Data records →
═══

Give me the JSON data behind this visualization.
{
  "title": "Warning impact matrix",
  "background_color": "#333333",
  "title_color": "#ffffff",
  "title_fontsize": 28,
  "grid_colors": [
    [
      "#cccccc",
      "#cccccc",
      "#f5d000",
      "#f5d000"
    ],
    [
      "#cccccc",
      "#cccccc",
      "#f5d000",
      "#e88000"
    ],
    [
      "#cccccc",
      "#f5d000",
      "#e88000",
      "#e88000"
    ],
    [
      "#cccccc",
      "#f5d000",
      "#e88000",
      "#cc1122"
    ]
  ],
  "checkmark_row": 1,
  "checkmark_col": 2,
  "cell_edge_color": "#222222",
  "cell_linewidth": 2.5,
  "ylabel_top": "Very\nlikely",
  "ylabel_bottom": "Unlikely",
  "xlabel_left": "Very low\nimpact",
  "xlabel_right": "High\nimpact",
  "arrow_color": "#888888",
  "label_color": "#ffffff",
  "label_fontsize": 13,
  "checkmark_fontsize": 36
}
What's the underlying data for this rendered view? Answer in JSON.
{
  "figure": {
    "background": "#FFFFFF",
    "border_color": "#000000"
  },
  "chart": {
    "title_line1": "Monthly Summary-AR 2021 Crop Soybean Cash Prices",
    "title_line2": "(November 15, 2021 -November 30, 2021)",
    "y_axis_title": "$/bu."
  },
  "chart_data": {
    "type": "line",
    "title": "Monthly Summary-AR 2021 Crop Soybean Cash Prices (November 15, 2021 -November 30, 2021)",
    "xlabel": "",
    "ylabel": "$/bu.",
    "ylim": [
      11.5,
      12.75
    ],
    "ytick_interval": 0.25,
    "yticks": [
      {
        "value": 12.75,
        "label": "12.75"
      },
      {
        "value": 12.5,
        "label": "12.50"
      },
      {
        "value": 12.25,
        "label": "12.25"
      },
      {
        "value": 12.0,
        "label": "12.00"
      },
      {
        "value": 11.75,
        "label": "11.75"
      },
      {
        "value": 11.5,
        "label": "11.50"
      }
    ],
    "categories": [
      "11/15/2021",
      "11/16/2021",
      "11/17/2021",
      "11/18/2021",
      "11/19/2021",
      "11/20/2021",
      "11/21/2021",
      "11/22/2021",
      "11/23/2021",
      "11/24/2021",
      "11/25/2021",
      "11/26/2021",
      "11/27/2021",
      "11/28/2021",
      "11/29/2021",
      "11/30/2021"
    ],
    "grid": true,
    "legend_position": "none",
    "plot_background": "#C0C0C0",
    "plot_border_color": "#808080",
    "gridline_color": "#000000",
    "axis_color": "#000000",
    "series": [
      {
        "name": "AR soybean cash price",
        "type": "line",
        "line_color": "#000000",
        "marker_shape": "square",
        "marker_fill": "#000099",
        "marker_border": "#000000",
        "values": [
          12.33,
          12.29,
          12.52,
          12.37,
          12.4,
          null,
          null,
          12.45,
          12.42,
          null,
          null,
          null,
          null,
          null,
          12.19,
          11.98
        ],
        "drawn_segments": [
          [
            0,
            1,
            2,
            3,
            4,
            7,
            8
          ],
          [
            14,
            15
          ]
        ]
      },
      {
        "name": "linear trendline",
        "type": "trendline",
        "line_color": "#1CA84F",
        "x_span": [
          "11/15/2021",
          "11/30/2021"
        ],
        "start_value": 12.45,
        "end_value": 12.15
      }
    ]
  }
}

═══

Exercise description → Extract every record. Keep wording exact.

Exercise result →
Give me the JSON data behind this visualization.
{
  "title": "Warning impact matrix",
  "background_color": "#333333",
  "title_color": "#ffffff",
  "title_fontsize": 28,
  "grid_colors": [
    [
      "#cccccc",
      "#cccccc",
      "#f5d000",
      "#f5d000"
    ],
    [
      "#cccccc",
      "#cccccc",
      "#f5d000",
      "#e88000"
    ],
    [
      "#cccccc",
      "#f5d000",
      "#e88000",
      "#e88000"
    ],
    [
      "#cccccc",
      "#f5d000",
      "#e88000",
      "#cc1122"
    ]
  ],
  "checkmark_row": 1,
  "checkmark_col": 2,
  "cell_edge_color": "#222222",
  "cell_linewidth": 2.5,
  "ylabel_top": "Very\nlikely",
  "ylabel_bottom": "Unlikely",
  "xlabel_left": "Very low\nimpact",
  "xlabel_right": "High\nimpact",
  "arrow_color": "#888888",
  "label_color": "#ffffff",
  "label_fontsize": 13,
  "checkmark_fontsize": 36
}
What's the underlying data for this rendered view? Answer in JSON.
{
  "figure": {
    "background": "#FFFFFF",
    "border_color": "#000000"
  },
  "chart": {
    "title_line1": "Monthly Summary-AR 2021 Crop Soybean Cash Prices",
    "title_line2": "(November 15, 2021 -November 30, 2021)",
    "y_axis_title": "$/bu."
  },
  "chart_data": {
    "type": "line",
    "title": "Monthly Summary-AR 2021 Crop Soybean Cash Prices (November 15, 2021 -November 30, 2021)",
    "xlabel": "",
    "ylabel": "$/bu.",
    "ylim": [
      11.5,
      12.75
    ],
    "ytick_interval": 0.25,
    "yticks": [
      {
        "value": 12.75,
        "label": "12.75"
      },
      {
        "value": 12.5,
        "label": "12.50"
      },
      {
        "value": 12.25,
        "label": "12.25"
      },
      {
        "value": 12.0,
        "label": "12.00"
      },
      {
        "value": 11.75,
        "label": "11.75"
      },
      {
        "value": 11.5,
        "label": "11.50"
      }
    ],
    "categories": [
      "11/15/2021",
      "11/16/2021",
      "11/17/2021",
      "11/18/2021",
      "11/19/2021",
      "11/20/2021",
      "11/21/2021",
      "11/22/2021",
      "11/23/2021",
      "11/24/2021",
      "11/25/2021",
      "11/26/2021",
      "11/27/2021",
      "11/28/2021",
      "11/29/2021",
      "11/30/2021"
    ],
    "grid": true,
    "legend_position": "none",
    "plot_background": "#C0C0C0",
    "plot_border_color": "#808080",
    "gridline_color": "#000000",
    "axis_color": "#000000",
    "series": [
      {
        "name": "AR soybean cash price",
        "type": "line",
        "line_color": "#000000",
        "marker_shape": "square",
        "marker_fill": "#000099",
        "marker_border": "#000000",
        "values": [
          12.33,
          12.29,
          12.52,
          12.37,
          12.4,
          null,
          null,
          12.45,
          12.42,
          null,
          null,
          null,
          null,
          null,
          12.19,
          11.98
        ],
        "drawn_segments": [
          [
            0,
            1,
            2,
            3,
            4,
            7,
            8
          ],
          [
            14,
            15
          ]
        ]
      },
      {
        "name": "linear trendline",
        "type": "trendline",
        "line_color": "#1CA84F",
        "x_span": [
          "11/15/2021",
          "11/30/2021"
        ],
        "start_value": 12.45,
        "end_value": 12.15
      }
    ]
  }
}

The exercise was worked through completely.